▶
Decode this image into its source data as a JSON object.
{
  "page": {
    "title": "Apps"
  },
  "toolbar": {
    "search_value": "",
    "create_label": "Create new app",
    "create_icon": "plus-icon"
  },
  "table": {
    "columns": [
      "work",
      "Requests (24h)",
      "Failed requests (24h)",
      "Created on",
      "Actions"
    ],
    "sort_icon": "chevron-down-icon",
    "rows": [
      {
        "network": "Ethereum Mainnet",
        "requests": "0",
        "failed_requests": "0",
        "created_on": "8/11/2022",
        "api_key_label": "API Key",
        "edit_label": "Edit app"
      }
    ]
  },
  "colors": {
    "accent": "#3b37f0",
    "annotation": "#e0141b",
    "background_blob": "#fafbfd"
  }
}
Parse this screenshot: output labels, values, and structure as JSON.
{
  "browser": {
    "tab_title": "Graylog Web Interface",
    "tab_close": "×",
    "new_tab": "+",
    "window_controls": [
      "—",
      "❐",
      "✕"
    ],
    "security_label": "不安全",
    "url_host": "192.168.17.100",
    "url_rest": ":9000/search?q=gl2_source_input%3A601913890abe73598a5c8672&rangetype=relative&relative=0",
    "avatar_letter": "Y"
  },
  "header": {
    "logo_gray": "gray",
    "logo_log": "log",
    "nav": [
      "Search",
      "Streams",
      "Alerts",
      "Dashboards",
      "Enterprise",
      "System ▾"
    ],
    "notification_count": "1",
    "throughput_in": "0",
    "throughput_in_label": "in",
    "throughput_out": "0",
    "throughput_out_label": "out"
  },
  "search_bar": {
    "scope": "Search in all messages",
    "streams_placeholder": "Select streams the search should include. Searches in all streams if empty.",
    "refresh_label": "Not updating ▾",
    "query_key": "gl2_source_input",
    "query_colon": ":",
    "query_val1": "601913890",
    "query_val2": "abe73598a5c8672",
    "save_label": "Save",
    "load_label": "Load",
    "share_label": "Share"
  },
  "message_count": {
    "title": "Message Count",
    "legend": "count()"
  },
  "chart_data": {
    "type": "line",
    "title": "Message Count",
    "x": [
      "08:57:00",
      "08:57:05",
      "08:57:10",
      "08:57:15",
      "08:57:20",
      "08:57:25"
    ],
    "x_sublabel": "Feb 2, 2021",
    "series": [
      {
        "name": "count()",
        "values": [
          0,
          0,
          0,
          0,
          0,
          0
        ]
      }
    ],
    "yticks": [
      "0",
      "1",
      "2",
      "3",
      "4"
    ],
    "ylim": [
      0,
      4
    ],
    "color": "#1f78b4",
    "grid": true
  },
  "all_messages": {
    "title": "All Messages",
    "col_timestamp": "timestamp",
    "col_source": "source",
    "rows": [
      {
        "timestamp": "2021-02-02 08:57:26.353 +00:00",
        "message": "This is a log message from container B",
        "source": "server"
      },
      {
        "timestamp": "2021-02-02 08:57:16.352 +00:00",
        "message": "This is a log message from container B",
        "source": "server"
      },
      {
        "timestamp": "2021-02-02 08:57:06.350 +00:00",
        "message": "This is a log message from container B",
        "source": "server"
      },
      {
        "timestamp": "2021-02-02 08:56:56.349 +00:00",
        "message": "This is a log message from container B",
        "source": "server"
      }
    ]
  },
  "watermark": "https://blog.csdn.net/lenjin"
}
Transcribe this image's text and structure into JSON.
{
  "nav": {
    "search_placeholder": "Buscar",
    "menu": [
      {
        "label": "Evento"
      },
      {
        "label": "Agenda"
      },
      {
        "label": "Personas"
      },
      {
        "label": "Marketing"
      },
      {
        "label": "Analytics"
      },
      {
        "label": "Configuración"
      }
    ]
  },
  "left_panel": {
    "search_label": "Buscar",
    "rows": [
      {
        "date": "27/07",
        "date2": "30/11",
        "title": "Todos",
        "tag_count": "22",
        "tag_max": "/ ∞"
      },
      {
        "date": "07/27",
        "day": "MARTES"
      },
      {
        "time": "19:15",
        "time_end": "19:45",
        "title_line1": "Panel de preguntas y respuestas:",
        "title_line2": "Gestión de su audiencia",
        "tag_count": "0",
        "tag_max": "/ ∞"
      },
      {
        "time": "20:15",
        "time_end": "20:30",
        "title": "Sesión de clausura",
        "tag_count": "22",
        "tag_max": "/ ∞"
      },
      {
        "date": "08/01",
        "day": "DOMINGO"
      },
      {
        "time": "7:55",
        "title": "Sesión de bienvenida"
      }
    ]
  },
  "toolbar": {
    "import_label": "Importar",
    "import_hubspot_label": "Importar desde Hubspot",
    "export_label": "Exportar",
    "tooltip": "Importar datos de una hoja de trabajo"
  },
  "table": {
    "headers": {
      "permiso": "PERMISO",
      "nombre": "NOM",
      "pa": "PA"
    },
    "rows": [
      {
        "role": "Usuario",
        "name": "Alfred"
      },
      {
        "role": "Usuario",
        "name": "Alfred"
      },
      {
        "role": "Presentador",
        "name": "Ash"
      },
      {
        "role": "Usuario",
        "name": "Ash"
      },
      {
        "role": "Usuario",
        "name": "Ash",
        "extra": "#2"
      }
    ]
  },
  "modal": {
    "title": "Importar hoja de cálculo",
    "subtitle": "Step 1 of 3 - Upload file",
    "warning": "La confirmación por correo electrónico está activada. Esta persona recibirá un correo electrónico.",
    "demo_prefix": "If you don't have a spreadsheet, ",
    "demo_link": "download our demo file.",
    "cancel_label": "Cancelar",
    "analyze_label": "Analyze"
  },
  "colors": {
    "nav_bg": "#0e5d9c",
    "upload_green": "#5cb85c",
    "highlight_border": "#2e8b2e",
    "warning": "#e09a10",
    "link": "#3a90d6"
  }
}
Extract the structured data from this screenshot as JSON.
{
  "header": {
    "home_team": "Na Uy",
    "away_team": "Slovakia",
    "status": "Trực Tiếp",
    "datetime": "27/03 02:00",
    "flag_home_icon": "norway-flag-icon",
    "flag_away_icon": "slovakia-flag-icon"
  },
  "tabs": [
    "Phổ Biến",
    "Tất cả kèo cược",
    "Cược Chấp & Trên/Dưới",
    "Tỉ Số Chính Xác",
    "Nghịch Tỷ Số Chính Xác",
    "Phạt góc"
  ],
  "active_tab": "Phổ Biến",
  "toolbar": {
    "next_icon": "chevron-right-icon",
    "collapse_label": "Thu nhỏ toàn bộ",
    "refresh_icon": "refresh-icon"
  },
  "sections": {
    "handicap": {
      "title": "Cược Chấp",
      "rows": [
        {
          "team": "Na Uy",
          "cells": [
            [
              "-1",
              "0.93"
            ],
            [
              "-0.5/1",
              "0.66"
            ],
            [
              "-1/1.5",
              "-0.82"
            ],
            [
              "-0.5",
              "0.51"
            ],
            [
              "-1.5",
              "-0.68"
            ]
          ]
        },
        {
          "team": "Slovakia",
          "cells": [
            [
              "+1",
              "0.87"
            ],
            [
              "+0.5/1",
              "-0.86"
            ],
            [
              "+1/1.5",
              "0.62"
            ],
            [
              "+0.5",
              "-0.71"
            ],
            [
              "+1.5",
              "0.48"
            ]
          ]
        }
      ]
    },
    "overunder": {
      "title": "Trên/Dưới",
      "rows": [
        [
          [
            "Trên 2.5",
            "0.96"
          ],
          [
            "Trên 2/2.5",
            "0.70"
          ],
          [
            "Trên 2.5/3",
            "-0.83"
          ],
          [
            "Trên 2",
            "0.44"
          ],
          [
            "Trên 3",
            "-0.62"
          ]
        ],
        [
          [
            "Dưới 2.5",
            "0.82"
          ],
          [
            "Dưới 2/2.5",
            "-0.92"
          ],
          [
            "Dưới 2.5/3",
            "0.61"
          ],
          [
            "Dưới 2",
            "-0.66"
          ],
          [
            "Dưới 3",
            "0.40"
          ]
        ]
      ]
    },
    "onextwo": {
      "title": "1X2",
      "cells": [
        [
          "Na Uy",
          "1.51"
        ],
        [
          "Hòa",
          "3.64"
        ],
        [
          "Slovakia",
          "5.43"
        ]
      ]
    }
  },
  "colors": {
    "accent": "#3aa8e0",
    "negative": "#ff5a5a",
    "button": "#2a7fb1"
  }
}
◀
- What to do
Find the lines containing "Sesión" and pull them out.

- Answer below
        "title": "Sesión de clausura",
        "title": "Sesión de bienvenida"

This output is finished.